* **THE REQUEST**
Please reproduce every record, keeping each one exactly as written.

* **Source records**
__________

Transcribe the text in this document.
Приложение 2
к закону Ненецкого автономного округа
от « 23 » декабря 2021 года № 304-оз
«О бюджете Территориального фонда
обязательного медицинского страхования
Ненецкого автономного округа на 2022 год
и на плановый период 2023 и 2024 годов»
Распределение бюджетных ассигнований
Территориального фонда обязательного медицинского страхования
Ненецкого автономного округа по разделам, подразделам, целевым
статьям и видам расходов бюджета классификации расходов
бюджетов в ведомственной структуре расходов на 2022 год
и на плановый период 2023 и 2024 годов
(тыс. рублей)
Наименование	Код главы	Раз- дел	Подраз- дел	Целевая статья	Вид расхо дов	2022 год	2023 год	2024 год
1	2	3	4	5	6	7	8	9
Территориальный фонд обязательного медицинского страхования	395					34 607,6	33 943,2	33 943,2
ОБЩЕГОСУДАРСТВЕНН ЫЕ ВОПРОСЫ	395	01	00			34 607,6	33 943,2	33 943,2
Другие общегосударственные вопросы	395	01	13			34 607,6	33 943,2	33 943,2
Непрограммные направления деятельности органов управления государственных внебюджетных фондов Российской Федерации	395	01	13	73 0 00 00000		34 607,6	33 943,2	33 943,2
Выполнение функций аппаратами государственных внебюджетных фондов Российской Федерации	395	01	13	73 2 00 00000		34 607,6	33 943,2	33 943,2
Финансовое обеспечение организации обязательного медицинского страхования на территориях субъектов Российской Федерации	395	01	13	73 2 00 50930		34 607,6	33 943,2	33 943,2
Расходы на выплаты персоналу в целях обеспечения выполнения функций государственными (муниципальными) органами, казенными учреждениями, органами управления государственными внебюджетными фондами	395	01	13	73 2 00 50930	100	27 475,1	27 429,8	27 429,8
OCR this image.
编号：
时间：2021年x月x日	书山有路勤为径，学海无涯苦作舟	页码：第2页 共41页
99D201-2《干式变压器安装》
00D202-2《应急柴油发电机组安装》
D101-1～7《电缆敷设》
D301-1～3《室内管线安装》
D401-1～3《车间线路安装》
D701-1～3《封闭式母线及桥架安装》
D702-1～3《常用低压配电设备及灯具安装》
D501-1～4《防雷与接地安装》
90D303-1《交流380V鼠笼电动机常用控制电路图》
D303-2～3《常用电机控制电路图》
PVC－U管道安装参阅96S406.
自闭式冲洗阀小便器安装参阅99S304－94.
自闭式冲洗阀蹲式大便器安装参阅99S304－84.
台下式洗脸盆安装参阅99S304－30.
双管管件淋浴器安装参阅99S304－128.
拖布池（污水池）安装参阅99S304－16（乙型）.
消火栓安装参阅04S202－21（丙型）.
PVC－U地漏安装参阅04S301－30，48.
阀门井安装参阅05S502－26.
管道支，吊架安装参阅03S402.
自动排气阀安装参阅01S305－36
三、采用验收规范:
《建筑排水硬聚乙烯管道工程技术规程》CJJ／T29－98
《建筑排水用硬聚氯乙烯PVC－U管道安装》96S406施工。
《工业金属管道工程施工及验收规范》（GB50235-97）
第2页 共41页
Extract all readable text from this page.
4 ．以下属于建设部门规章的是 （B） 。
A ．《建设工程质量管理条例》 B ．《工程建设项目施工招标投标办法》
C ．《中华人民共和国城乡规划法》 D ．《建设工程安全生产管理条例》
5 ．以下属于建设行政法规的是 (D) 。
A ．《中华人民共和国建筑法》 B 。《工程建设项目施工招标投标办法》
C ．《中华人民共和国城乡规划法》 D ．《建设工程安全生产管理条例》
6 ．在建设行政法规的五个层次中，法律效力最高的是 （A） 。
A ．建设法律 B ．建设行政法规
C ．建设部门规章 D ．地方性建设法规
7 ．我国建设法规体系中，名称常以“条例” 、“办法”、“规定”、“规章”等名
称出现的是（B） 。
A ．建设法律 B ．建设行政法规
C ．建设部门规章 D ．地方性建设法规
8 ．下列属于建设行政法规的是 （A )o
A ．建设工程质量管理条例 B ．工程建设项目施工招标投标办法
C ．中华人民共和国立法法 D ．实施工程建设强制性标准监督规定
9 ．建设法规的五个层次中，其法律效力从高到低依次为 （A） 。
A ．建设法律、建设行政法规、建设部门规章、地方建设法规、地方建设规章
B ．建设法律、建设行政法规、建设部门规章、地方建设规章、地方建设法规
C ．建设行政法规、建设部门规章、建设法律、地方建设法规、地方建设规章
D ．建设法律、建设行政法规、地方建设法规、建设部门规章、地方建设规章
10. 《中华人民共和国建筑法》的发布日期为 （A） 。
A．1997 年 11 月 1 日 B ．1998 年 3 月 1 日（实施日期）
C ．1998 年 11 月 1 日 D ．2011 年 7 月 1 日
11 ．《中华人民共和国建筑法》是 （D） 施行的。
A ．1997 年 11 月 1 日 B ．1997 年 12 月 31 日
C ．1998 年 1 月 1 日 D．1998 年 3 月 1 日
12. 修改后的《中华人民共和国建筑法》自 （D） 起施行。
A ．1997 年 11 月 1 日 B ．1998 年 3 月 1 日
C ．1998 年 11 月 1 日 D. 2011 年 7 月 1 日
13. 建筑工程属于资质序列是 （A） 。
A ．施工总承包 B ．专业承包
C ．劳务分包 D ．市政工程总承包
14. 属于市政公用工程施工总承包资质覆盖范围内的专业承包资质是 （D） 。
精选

__________

* **FULL OUTPUT**
Transcribe the text in this document.
Приложение 2
к закону Ненецкого автономного округа
от « 23 » декабря 2021 года № 304-оз
«О бюджете Территориального фонда
обязательного медицинского страхования
Ненецкого автономного округа на 2022 год
и на плановый период 2023 и 2024 годов»
Распределение бюджетных ассигнований
Территориального фонда обязательного медицинского страхования
Ненецкого автономного округа по разделам, подразделам, целевым
статьям и видам расходов бюджета классификации расходов
бюджетов в ведомственной структуре расходов на 2022 год
и на плановый период 2023 и 2024 годов
(тыс. рублей)
Наименование	Код главы	Раз- дел	Подраз- дел	Целевая статья	Вид расхо дов	2022 год	2023 год	2024 год
1	2	3	4	5	6	7	8	9
Территориальный фонд обязательного медицинского страхования	395					34 607,6	33 943,2	33 943,2
ОБЩЕГОСУДАРСТВЕНН ЫЕ ВОПРОСЫ	395	01	00			34 607,6	33 943,2	33 943,2
Другие общегосударственные вопросы	395	01	13			34 607,6	33 943,2	33 943,2
Непрограммные направления деятельности органов управления государственных внебюджетных фондов Российской Федерации	395	01	13	73 0 00 00000		34 607,6	33 943,2	33 943,2
Выполнение функций аппаратами государственных внебюджетных фондов Российской Федерации	395	01	13	73 2 00 00000		34 607,6	33 943,2	33 943,2
Финансовое обеспечение организации обязательного медицинского страхования на территориях субъектов Российской Федерации	395	01	13	73 2 00 50930		34 607,6	33 943,2	33 943,2
Расходы на выплаты персоналу в целях обеспечения выполнения функций государственными (муниципальными) органами, казенными учреждениями, органами управления государственными внебюджетными фондами	395	01	13	73 2 00 50930	100	27 475,1	27 429,8	27 429,8
OCR this image.
编号：
时间：2021年x月x日	书山有路勤为径，学海无涯苦作舟	页码：第2页 共41页
99D201-2《干式变压器安装》
00D202-2《应急柴油发电机组安装》
D101-1～7《电缆敷设》
D301-1～3《室内管线安装》
D401-1～3《车间线路安装》
D701-1～3《封闭式母线及桥架安装》
D702-1～3《常用低压配电设备及灯具安装》
D501-1～4《防雷与接地安装》
90D303-1《交流380V鼠笼电动机常用控制电路图》
D303-2～3《常用电机控制电路图》
PVC－U管道安装参阅96S406.
自闭式冲洗阀小便器安装参阅99S304－94.
自闭式冲洗阀蹲式大便器安装参阅99S304－84.
台下式洗脸盆安装参阅99S304－30.
双管管件淋浴器安装参阅99S304－128.
拖布池（污水池）安装参阅99S304－16（乙型）.
消火栓安装参阅04S202－21（丙型）.
PVC－U地漏安装参阅04S301－30，48.
阀门井安装参阅05S502－26.
管道支，吊架安装参阅03S402.
自动排气阀安装参阅01S305－36
三、采用验收规范:
《建筑排水硬聚乙烯管道工程技术规程》CJJ／T29－98
《建筑排水用硬聚氯乙烯PVC－U管道安装》96S406施工。
《工业金属管道工程施工及验收规范》（GB50235-97）
第2页 共41页
Extract all readable text from this page.
4 ．以下属于建设部门规章的是 （B） 。
A ．《建设工程质量管理条例》 B ．《工程建设项目施工招标投标办法》
C ．《中华人民共和国城乡规划法》 D ．《建设工程安全生产管理条例》
5 ．以下属于建设行政法规的是 (D) 。
A ．《中华人民共和国建筑法》 B 。《工程建设项目施工招标投标办法》
C ．《中华人民共和国城乡规划法》 D ．《建设工程安全生产管理条例》
6 ．在建设行政法规的五个层次中，法律效力最高的是 （A） 。
A ．建设法律 B ．建设行政法规
C ．建设部门规章 D ．地方性建设法规
7 ．我国建设法规体系中，名称常以“条例” 、“办法”、“规定”、“规章”等名
称出现的是（B） 。
A ．建设法律 B ．建设行政法规
C ．建设部门规章 D ．地方性建设法规
8 ．下列属于建设行政法规的是 （A )o
A ．建设工程质量管理条例 B ．工程建设项目施工招标投标办法
C ．中华人民共和国立法法 D ．实施工程建设强制性标准监督规定
9 ．建设法规的五个层次中，其法律效力从高到低依次为 （A） 。
A ．建设法律、建设行政法规、建设部门规章、地方建设法规、地方建设规章
B ．建设法律、建设行政法规、建设部门规章、地方建设规章、地方建设法规
C ．建设行政法规、建设部门规章、建设法律、地方建设法规、地方建设规章
D ．建设法律、建设行政法规、地方建设法规、建设部门规章、地方建设规章
10. 《中华人民共和国建筑法》的发布日期为 （A） 。
A．1997 年 11 月 1 日 B ．1998 年 3 月 1 日（实施日期）
C ．1998 年 11 月 1 日 D ．2011 年 7 月 1 日
11 ．《中华人民共和国建筑法》是 （D） 施行的。
A ．1997 年 11 月 1 日 B ．1997 年 12 月 31 日
C ．1998 年 1 月 1 日 D．1998 年 3 月 1 日
12. 修改后的《中华人民共和国建筑法》自 （D） 起施行。
A ．1997 年 11 月 1 日 B ．1998 年 3 月 1 日
C ．1998 年 11 月 1 日 D. 2011 年 7 月 1 日
13. 建筑工程属于资质序列是 （A） 。
A ．施工总承包 B ．专业承包
C ．劳务分包 D ．市政工程总承包
14. 属于市政公用工程施工总承包资质覆盖范围内的专业承包资质是 （D） 。
精选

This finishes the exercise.